◆ TASK TO CARRY OUT
Copy out each line of the material below with no changes.

◆ ENTRIES
◇ ◇ ◇
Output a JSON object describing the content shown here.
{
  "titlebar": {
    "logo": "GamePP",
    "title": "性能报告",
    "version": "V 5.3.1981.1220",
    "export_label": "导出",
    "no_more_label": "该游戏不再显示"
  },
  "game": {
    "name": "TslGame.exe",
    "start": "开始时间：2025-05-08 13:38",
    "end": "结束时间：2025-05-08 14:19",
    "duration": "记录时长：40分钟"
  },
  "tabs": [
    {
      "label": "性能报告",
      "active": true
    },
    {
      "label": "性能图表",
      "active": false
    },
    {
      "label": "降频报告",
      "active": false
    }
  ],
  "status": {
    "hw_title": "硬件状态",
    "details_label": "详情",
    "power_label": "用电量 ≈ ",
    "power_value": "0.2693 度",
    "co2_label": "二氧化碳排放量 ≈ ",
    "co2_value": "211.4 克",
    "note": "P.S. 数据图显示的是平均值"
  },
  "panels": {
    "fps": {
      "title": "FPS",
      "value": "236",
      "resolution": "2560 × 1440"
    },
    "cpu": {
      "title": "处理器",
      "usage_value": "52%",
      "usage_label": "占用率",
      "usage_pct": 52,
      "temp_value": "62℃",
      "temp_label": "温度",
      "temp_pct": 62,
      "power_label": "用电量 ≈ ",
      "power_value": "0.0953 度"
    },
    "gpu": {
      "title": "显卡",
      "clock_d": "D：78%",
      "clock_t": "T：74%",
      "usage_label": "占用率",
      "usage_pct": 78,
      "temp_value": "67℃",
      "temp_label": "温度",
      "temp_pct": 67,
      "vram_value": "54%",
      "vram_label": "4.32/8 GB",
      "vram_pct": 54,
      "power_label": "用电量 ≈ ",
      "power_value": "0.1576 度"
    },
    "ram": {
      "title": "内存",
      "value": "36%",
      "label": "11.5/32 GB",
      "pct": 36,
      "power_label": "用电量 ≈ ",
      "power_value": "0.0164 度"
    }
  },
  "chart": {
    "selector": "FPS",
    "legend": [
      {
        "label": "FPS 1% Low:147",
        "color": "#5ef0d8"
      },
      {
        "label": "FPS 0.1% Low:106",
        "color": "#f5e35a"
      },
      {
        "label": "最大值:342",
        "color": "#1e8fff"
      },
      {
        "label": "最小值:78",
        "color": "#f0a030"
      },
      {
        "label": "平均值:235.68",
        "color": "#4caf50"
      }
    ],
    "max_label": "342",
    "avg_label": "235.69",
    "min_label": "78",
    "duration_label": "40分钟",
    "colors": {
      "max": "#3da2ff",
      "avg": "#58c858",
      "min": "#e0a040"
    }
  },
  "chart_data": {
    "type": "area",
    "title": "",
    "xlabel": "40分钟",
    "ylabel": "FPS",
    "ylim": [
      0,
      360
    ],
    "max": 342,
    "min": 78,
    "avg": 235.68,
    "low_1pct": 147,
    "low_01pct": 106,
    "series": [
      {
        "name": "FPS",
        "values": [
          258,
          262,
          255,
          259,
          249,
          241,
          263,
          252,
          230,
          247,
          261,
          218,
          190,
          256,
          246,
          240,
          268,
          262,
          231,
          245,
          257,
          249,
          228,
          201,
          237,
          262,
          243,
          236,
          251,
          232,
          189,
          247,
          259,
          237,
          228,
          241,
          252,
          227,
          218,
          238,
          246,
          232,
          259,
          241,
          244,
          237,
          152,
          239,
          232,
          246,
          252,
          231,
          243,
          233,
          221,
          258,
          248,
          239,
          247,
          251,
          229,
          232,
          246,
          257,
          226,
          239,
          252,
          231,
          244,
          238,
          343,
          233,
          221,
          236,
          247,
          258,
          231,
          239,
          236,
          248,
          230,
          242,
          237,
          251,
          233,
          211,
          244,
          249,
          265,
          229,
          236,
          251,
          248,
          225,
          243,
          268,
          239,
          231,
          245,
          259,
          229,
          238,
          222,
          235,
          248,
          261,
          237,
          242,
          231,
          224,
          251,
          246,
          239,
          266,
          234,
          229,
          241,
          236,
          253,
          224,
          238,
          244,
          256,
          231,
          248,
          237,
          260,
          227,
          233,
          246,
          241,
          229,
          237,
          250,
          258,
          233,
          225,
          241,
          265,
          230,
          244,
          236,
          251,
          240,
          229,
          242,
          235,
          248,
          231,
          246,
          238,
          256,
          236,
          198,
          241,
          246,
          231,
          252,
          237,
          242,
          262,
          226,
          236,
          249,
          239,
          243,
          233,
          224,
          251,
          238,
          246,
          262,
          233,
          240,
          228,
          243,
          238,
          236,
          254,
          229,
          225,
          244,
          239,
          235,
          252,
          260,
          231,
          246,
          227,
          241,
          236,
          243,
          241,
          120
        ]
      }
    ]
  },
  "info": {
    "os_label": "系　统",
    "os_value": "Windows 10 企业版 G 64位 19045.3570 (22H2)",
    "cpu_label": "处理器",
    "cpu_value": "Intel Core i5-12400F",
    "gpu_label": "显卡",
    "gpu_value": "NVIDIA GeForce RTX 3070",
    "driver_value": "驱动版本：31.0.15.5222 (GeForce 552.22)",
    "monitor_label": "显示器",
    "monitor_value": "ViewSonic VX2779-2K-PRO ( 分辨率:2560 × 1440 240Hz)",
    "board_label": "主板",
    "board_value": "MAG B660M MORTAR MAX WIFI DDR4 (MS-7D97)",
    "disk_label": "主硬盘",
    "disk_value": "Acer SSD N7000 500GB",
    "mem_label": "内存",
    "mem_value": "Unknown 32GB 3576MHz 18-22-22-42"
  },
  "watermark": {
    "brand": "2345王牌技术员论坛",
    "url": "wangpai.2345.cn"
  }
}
◇ ◇ ◇
◆ SOLUTION FOR THIS PROBLEM
Output a JSON object describing the content shown here.
{
  "titlebar": {
    "logo": "GamePP",
    "title": "性能报告",
    "version": "V 5.3.1981.1220",
    "export_label": "导出",
    "no_more_label": "该游戏不再显示"
  },
  "game": {
    "name": "TslGame.exe",
    "start": "开始时间：2025-05-08 13:38",
    "end": "结束时间：2025-05-08 14:19",
    "duration": "记录时长：40分钟"
  },
  "tabs": [
    {
      "label": "性能报告",
      "active": true
    },
    {
      "label": "性能图表",
      "active": false
    },
    {
      "label": "降频报告",
      "active": false
    }
  ],
  "status": {
    "hw_title": "硬件状态",
    "details_label": "详情",
    "power_label": "用电量 ≈ ",
    "power_value": "0.2693 度",
    "co2_label": "二氧化碳排放量 ≈ ",
    "co2_value": "211.4 克",
    "note": "P.S. 数据图显示的是平均值"
  },
  "panels": {
    "fps": {
      "title": "FPS",
      "value": "236",
      "resolution": "2560 × 1440"
    },
    "cpu": {
      "title": "处理器",
      "usage_value": "52%",
      "usage_label": "占用率",
      "usage_pct": 52,
      "temp_value": "62℃",
      "temp_label": "温度",
      "temp_pct": 62,
      "power_label": "用电量 ≈ ",
      "power_value": "0.0953 度"
    },
    "gpu": {
      "title": "显卡",
      "clock_d": "D：78%",
      "clock_t": "T：74%",
      "usage_label": "占用率",
      "usage_pct": 78,
      "temp_value": "67℃",
      "temp_label": "温度",
      "temp_pct": 67,
      "vram_value": "54%",
      "vram_label": "4.32/8 GB",
      "vram_pct": 54,
      "power_label": "用电量 ≈ ",
      "power_value": "0.1576 度"
    },
    "ram": {
      "title": "内存",
      "value": "36%",
      "label": "11.5/32 GB",
      "pct": 36,
      "power_label": "用电量 ≈ ",
      "power_value": "0.0164 度"
    }
  },
  "chart": {
    "selector": "FPS",
    "legend": [
      {
        "label": "FPS 1% Low:147",
        "color": "#5ef0d8"
      },
      {
        "label": "FPS 0.1% Low:106",
        "color": "#f5e35a"
      },
      {
        "label": "最大值:342",
        "color": "#1e8fff"
      },
      {
        "label": "最小值:78",
        "color": "#f0a030"
      },
      {
        "label": "平均值:235.68",
        "color": "#4caf50"
      }
    ],
    "max_label": "342",
    "avg_label": "235.69",
    "min_label": "78",
    "duration_label": "40分钟",
    "colors": {
      "max": "#3da2ff",
      "avg": "#58c858",
      "min": "#e0a040"
    }
  },
  "chart_data": {
    "type": "area",
    "title": "",
    "xlabel": "40分钟",
    "ylabel": "FPS",
    "ylim": [
      0,
      360
    ],
    "max": 342,
    "min": 78,
    "avg": 235.68,
    "low_1pct": 147,
    "low_01pct": 106,
    "series": [
      {
        "name": "FPS",
        "values": [
          258,
          262,
          255,
          259,
          249,
          241,
          263,
          252,
          230,
          247,
          261,
          218,
          190,
          256,
          246,
          240,
          268,
          262,
          231,
          245,
          257,
          249,
          228,
          201,
          237,
          262,
          243,
          236,
          251,
          232,
          189,
          247,
          259,
          237,
          228,
          241,
          252,
          227,
          218,
          238,
          246,
          232,
          259,
          241,
          244,
          237,
          152,
          239,
          232,
          246,
          252,
          231,
          243,
          233,
          221,
          258,
          248,
          239,
          247,
          251,
          229,
          232,
          246,
          257,
          226,
          239,
          252,
          231,
          244,
          238,
          343,
          233,
          221,
          236,
          247,
          258,
          231,
          239,
          236,
          248,
          230,
          242,
          237,
          251,
          233,
          211,
          244,
          249,
          265,
          229,
          236,
          251,
          248,
          225,
          243,
          268,
          239,
          231,
          245,
          259,
          229,
          238,
          222,
          235,
          248,
          261,
          237,
          242,
          231,
          224,
          251,
          246,
          239,
          266,
          234,
          229,
          241,
          236,
          253,
          224,
          238,
          244,
          256,
          231,
          248,
          237,
          260,
          227,
          233,
          246,
          241,
          229,
          237,
          250,
          258,
          233,
          225,
          241,
          265,
          230,
          244,
          236,
          251,
          240,
          229,
          242,
          235,
          248,
          231,
          246,
          238,
          256,
          236,
          198,
          241,
          246,
          231,
          252,
          237,
          242,
          262,
          226,
          236,
          249,
          239,
          243,
          233,
          224,
          251,
          238,
          246,
          262,
          233,
          240,
          228,
          243,
          238,
          236,
          254,
          229,
          225,
          244,
          239,
          235,
          252,
          260,
          231,
          246,
          227,
          241,
          236,
          243,
          241,
          120
        ]
      }
    ]
  },
  "info": {
    "os_label": "系　统",
    "os_value": "Windows 10 企业版 G 64位 19045.3570 (22H2)",
    "cpu_label": "处理器",
    "cpu_value": "Intel Core i5-12400F",
    "gpu_label": "显卡",
    "gpu_value": "NVIDIA GeForce RTX 3070",
    "driver_value": "驱动版本：31.0.15.5222 (GeForce 552.22)",
    "monitor_label": "显示器",
    "monitor_value": "ViewSonic VX2779-2K-PRO ( 分辨率:2560 × 1440 240Hz)",
    "board_label": "主板",
    "board_value": "MAG B660M MORTAR MAX WIFI DDR4 (MS-7D97)",
    "disk_label": "主硬盘",
    "disk_value": "Acer SSD N7000 500GB",
    "mem_label": "内存",
    "mem_value": "Unknown 32GB 3576MHz 18-22-22-42"
  },
  "watermark": {
    "brand": "2345王牌技术员论坛",
    "url": "wangpai.2345.cn"
  }
}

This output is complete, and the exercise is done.